[Visual layout annotation data]
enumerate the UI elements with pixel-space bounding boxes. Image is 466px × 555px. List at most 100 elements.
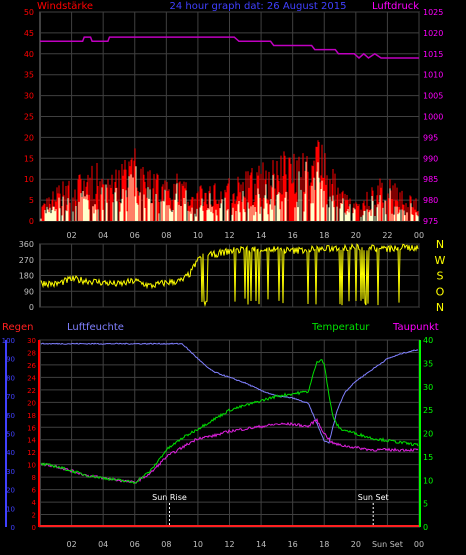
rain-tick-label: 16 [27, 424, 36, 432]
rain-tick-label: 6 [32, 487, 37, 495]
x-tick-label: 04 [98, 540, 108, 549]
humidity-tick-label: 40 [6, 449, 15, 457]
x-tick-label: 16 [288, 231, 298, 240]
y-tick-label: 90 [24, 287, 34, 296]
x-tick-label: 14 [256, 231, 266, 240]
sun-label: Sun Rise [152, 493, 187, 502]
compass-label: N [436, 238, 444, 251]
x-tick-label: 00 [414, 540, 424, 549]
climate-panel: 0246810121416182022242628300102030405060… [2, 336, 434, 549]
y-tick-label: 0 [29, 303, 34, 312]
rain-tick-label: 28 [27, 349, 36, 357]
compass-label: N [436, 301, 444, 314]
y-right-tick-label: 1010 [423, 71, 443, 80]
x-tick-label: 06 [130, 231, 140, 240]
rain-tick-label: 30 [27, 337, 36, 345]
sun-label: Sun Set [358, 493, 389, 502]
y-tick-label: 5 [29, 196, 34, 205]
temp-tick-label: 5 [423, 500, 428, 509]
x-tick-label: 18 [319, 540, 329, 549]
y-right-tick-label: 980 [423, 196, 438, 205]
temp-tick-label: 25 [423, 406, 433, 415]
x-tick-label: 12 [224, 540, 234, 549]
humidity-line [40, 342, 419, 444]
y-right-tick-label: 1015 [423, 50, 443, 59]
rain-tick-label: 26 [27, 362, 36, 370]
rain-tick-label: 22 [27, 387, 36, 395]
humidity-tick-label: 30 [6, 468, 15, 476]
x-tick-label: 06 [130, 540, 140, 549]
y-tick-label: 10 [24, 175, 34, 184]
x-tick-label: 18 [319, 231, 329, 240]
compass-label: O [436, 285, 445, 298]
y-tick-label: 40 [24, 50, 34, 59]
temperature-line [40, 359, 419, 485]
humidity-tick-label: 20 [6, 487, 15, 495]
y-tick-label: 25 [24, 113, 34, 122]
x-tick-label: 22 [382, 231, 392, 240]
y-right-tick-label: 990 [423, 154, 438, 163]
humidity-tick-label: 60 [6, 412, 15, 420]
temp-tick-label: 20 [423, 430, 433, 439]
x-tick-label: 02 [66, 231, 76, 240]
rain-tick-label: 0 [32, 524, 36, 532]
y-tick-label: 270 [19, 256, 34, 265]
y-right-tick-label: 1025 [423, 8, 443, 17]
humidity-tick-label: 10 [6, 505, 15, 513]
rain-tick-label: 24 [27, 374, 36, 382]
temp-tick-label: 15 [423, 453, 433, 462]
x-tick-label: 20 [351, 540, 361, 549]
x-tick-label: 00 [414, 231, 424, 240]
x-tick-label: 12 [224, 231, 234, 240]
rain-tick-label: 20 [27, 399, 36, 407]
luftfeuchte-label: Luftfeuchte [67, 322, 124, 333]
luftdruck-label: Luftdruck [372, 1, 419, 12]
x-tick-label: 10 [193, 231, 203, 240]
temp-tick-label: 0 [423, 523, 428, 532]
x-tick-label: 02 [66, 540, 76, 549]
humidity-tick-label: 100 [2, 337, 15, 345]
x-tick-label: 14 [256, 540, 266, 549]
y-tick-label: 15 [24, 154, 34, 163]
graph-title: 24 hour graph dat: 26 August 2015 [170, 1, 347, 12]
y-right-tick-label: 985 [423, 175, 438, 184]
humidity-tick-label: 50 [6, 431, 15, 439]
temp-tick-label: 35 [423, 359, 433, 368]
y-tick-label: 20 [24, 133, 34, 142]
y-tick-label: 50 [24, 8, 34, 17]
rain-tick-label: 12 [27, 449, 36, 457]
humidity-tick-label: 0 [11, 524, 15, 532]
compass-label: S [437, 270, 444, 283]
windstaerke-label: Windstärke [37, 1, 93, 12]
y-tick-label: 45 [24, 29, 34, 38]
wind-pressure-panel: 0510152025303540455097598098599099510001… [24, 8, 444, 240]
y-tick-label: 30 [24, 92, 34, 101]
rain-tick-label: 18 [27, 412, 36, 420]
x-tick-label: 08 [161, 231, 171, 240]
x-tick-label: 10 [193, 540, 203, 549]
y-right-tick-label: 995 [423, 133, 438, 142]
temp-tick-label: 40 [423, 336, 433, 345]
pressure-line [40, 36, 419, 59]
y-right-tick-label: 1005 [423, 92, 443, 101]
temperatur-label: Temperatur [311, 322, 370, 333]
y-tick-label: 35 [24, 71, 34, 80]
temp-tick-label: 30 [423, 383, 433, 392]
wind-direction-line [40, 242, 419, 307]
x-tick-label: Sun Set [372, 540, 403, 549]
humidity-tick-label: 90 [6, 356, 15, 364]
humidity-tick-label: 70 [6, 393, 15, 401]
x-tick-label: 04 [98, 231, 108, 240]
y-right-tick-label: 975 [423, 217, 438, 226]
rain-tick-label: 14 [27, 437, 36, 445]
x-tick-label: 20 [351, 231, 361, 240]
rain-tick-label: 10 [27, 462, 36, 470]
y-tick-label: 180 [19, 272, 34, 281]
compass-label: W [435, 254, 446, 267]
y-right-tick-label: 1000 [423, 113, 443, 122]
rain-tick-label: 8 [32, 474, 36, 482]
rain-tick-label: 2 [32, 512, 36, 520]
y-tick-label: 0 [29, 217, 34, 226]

WHAT YOU HAVE TO DO: Gather each line from the rows above that contains the string "pressure". Treat uppercase and lowercase as different.

EXERCISE RESPONSE:
wind-pressure-panel: 0510152025303540455097598098599099510001… [24, 8, 444, 240]
pressure-line [40, 36, 419, 59]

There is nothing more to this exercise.